▶ _Consigne 1_
D'après le texte sur le sida et le développement, quelle part des 15-49 ans est séropositive dans seize pays africains ?
▶ _Consigne 2_
Les affirmations suivantes concordent-elles avec le texte sur le sida et le développement ? (a) Le PIB des pays africains les plus touchés pourrait baisser de 8 à 20 % entre 2010 et 2020. (b) Le sida épargne les enseignants et les médecins. (c) Les budgets des États suffisent à dégager des fonds pour le sida.
▶ _Consigne 3_
Rédigez la suite du texte sur le sida comme fléau pour le développement, à partir de sa dernière phrase.

▶ _Texte_

--------

Un fléau pour le développement

Cette maladie frappe surtout les populations jeunes et actives. Dans seize pays africains, une personne sur dix est séropositive chez les 15-49 ans. C’est donc la population en âge de travailler et de produire qui est en première ligne face au sida. Dans un tel cas de figure, des institutions comme Onusida ou le Pnud (Programme des Nations unies pour le développement) craignent que l’épidémie ne soit aussi un fléau en terme de développement, d’autant que le sida n’épargne pas les professionnels qualifiés comme les enseignants ou les médecins. Entre 2010 et 2020, le produit intérieur brut des pays africains les plus touchés par le sida pourrait ainsi chuter dans une proportion allant de 8 à 20 %. Perte de revenus et augmentation des dépenses due aux soins des malades combinent leurs effets pour mettre les familles dans des situations économiques précaires. Mais cette situation a aussi un impact sur les entreprises dont les personnels sont touchés et sur les Etats dont les budgets, déjà insuffisants, ne peuvent pas permettre de débloquer des fonds pour le sida, d’autant qu’ils sont désorganisés car les fonctionnaires (professeurs, soignants, cadres administratifs) sont eux-mêmes décimés par la maladie.

--------

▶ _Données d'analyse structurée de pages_
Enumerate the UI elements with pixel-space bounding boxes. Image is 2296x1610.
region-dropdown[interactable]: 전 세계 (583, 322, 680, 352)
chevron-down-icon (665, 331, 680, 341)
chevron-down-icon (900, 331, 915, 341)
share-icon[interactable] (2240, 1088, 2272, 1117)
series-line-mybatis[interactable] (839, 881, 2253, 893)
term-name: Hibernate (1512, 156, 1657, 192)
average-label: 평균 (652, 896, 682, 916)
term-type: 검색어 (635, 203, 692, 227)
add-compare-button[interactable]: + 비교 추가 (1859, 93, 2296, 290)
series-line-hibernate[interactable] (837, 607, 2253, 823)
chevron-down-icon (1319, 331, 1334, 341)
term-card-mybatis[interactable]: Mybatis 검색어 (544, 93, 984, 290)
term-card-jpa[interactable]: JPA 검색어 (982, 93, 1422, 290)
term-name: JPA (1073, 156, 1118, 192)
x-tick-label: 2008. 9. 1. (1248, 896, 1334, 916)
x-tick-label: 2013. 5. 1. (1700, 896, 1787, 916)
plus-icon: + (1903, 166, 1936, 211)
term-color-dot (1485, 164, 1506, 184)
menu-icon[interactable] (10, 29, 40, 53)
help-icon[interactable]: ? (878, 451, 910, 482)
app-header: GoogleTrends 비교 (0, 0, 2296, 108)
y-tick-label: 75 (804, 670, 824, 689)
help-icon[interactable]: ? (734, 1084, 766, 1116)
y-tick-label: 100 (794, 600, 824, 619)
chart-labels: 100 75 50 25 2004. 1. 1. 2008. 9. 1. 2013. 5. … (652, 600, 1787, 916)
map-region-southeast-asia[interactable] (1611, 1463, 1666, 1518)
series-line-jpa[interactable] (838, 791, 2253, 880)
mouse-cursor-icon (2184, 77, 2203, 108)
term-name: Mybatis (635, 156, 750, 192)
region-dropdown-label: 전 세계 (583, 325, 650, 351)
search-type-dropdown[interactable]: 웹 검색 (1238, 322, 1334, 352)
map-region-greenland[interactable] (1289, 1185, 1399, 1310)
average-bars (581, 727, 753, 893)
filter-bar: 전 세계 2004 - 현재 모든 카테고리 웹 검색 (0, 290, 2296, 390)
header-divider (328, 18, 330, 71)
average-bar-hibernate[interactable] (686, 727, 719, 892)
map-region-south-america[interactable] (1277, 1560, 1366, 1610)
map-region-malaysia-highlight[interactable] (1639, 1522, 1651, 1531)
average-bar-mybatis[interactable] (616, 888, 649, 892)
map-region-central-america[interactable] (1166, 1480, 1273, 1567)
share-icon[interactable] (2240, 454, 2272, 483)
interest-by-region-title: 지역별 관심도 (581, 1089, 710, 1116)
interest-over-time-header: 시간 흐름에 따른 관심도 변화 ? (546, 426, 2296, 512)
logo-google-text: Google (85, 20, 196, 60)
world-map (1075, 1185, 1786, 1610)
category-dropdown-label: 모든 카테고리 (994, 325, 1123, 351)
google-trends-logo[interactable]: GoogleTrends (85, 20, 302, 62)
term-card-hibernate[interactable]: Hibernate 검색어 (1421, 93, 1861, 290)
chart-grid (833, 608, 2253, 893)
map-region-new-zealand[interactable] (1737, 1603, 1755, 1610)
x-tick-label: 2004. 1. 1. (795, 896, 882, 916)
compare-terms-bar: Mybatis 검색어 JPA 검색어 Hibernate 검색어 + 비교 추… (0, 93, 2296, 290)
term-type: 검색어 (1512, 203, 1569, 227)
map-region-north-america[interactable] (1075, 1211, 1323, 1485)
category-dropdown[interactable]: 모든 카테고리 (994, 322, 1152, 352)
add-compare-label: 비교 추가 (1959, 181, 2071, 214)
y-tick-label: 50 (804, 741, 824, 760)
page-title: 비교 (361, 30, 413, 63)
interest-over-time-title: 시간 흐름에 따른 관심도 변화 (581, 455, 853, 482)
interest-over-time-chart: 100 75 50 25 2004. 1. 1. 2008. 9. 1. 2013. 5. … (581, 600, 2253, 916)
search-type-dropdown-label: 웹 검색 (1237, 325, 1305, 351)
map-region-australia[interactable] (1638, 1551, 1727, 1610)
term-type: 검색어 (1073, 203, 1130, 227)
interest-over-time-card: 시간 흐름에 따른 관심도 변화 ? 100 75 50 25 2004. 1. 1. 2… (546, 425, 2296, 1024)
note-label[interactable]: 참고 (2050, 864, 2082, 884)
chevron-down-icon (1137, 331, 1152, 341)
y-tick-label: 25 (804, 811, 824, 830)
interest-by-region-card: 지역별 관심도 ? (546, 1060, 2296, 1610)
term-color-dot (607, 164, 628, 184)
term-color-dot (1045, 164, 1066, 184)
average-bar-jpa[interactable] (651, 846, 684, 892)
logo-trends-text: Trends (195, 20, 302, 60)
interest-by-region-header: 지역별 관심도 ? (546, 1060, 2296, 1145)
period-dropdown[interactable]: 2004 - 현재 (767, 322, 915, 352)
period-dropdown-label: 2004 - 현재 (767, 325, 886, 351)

--------

▶ _Réponse 1_
Une personne sur dix.

▶ _Réponse 2_
(a) Oui : « Entre 2010 et 2020, le produit intérieur brut des pays africains les plus touchés par le sida pourrait ainsi chuter dans une proportion allant de 8 à 20 % ».
(b) Non : « le sida n’épargne pas les professionnels qualifiés comme les enseignants ou les médecins ».
(c) Non : « les Etats dont les budgets, déjà insuffisants, ne peuvent pas permettre de débloquer des fonds pour le sida ».

▶ _Réponse 3_
Sans même envisager l’avenir, le sida a déjà eu des conséquences dramatiques pour les pays africains puisque l’espérance de vie, qui est aujourd’hui en moyenne de 47 ans, aurait été de 62 ans sans cette épidémie. Au Bostwana, Malawi, Mozambique, Swaziland, on est même repassé sous la barre des 40 ans. Selon le Pnud, les indices économiques et sociaux de certains Etats africains ont fait un bond en arrière et sont retombés au même niveau qu’il y a quarante ans. Trente pays du continent ont vu leur indice de développement humain chuter, en l’an 2000. Dans au moins une douzaine d’entre eux, dont le Bostwana, le Burundi, le Cameroun, le Congo, le Kenya, le Rwanda, le Togo, le Zimbabwe, cette situation est directement liée aux ravages occasionnés par le sida.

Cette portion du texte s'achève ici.